Saved entries:
----------

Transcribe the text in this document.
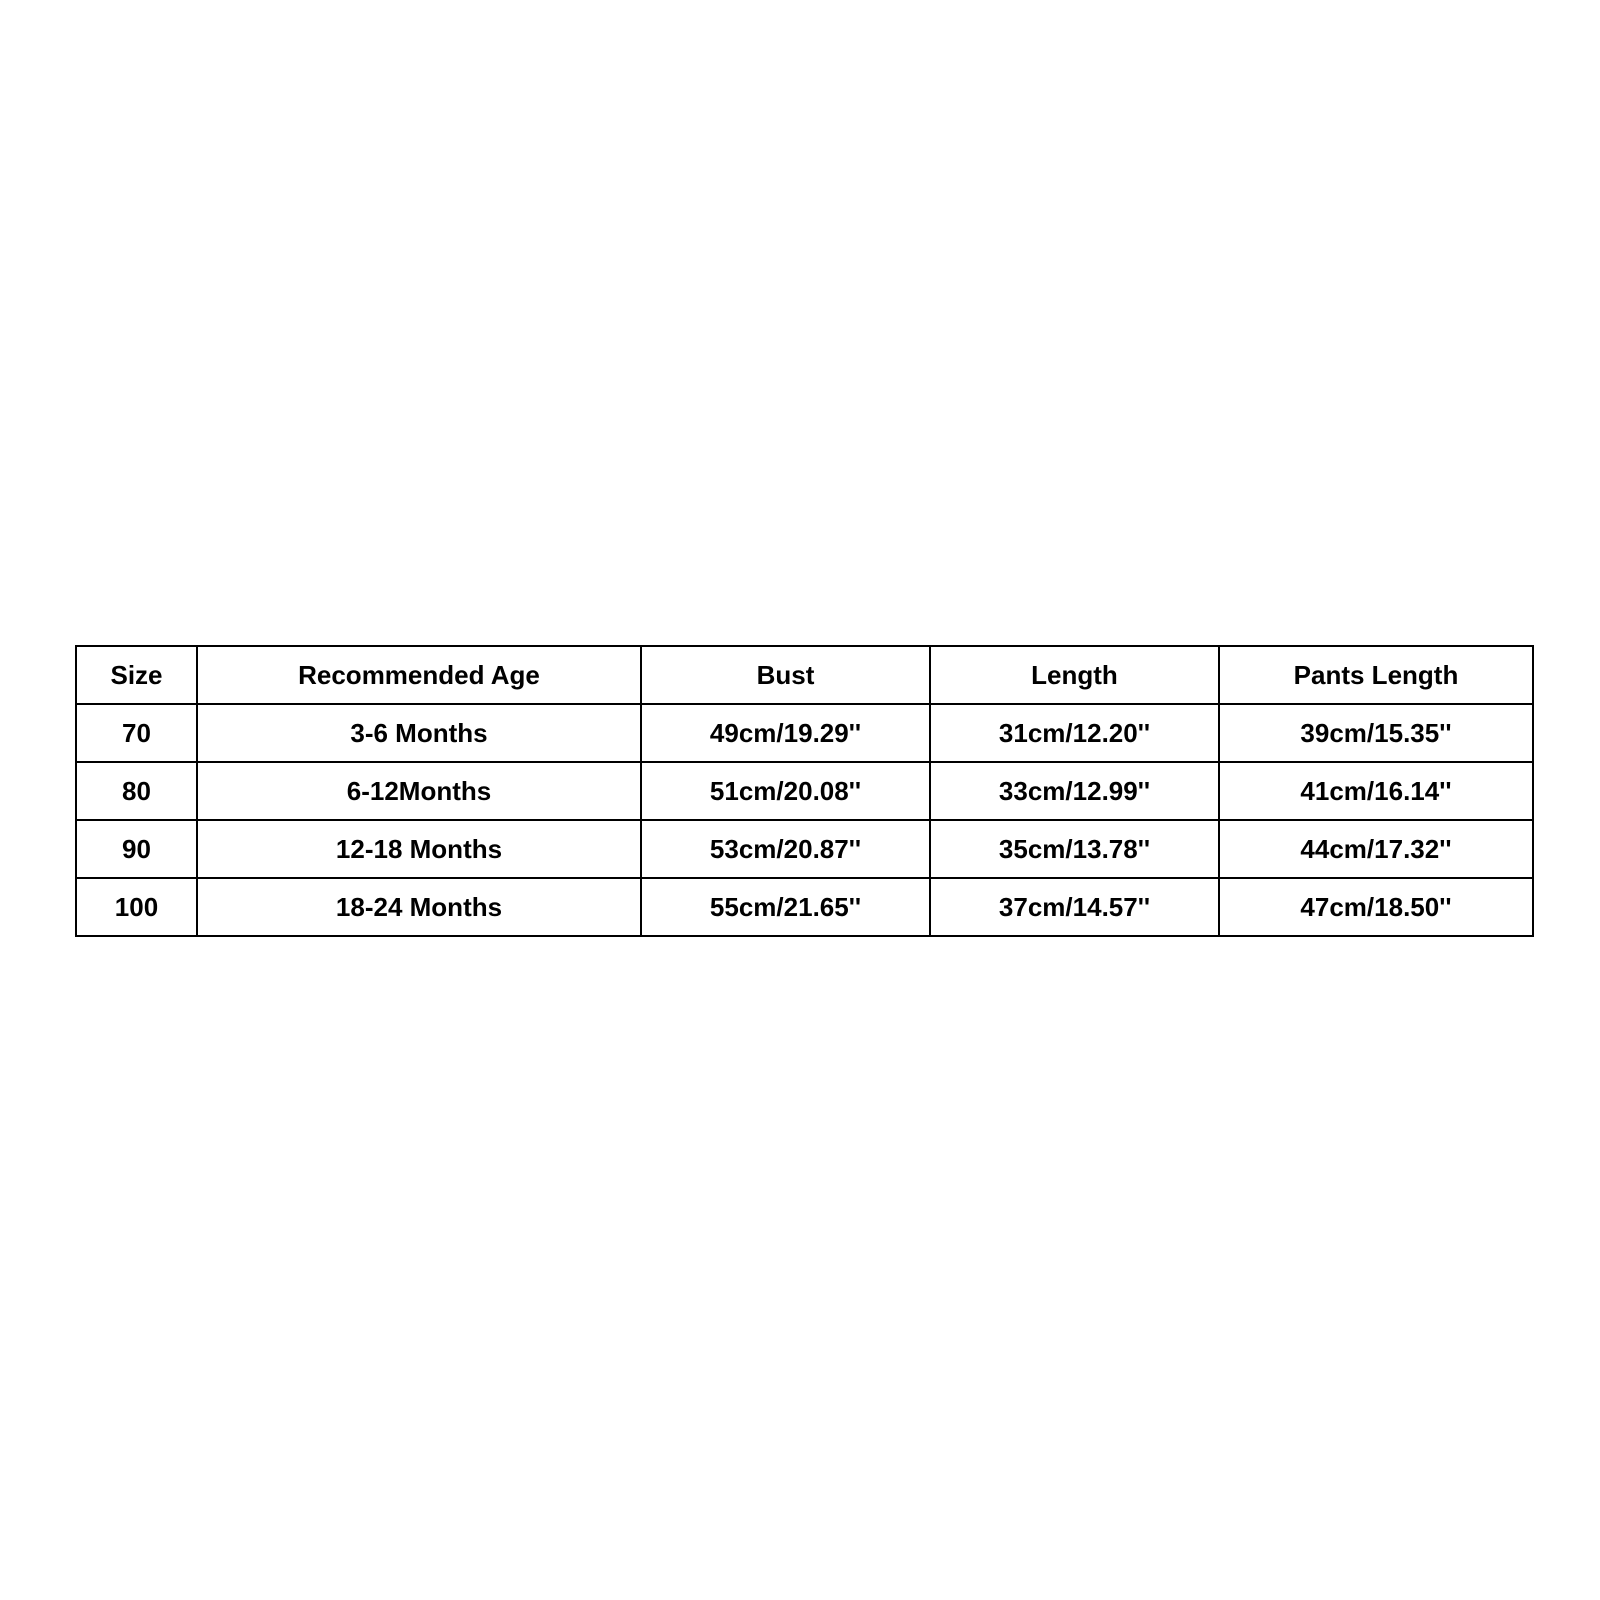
Size	Recommended Age	Bust	Length	Pants Length
70	3-6 Months	49cm/19.29''	31cm/12.20''	39cm/15.35''
80	6-12Months	51cm/20.08''	33cm/12.99''	41cm/16.14''
90	12-18 Months	53cm/20.87''	35cm/13.78''	44cm/17.32''
100	18-24 Months	55cm/21.65''	37cm/14.57''	47cm/18.50''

----------

### [Requirements]
Copy out the listing exactly as it stands, but not the pictures.

### [Answer for the task]
Transcribe the text in this document.
Size	Recommended Age	Bust	Length	Pants Length
70	3-6 Months	49cm/19.29''	31cm/12.20''	39cm/15.35''
80	6-12Months	51cm/20.08''	33cm/12.99''	41cm/16.14''
90	12-18 Months	53cm/20.87''	35cm/13.78''	44cm/17.32''
100	18-24 Months	55cm/21.65''	37cm/14.57''	47cm/18.50''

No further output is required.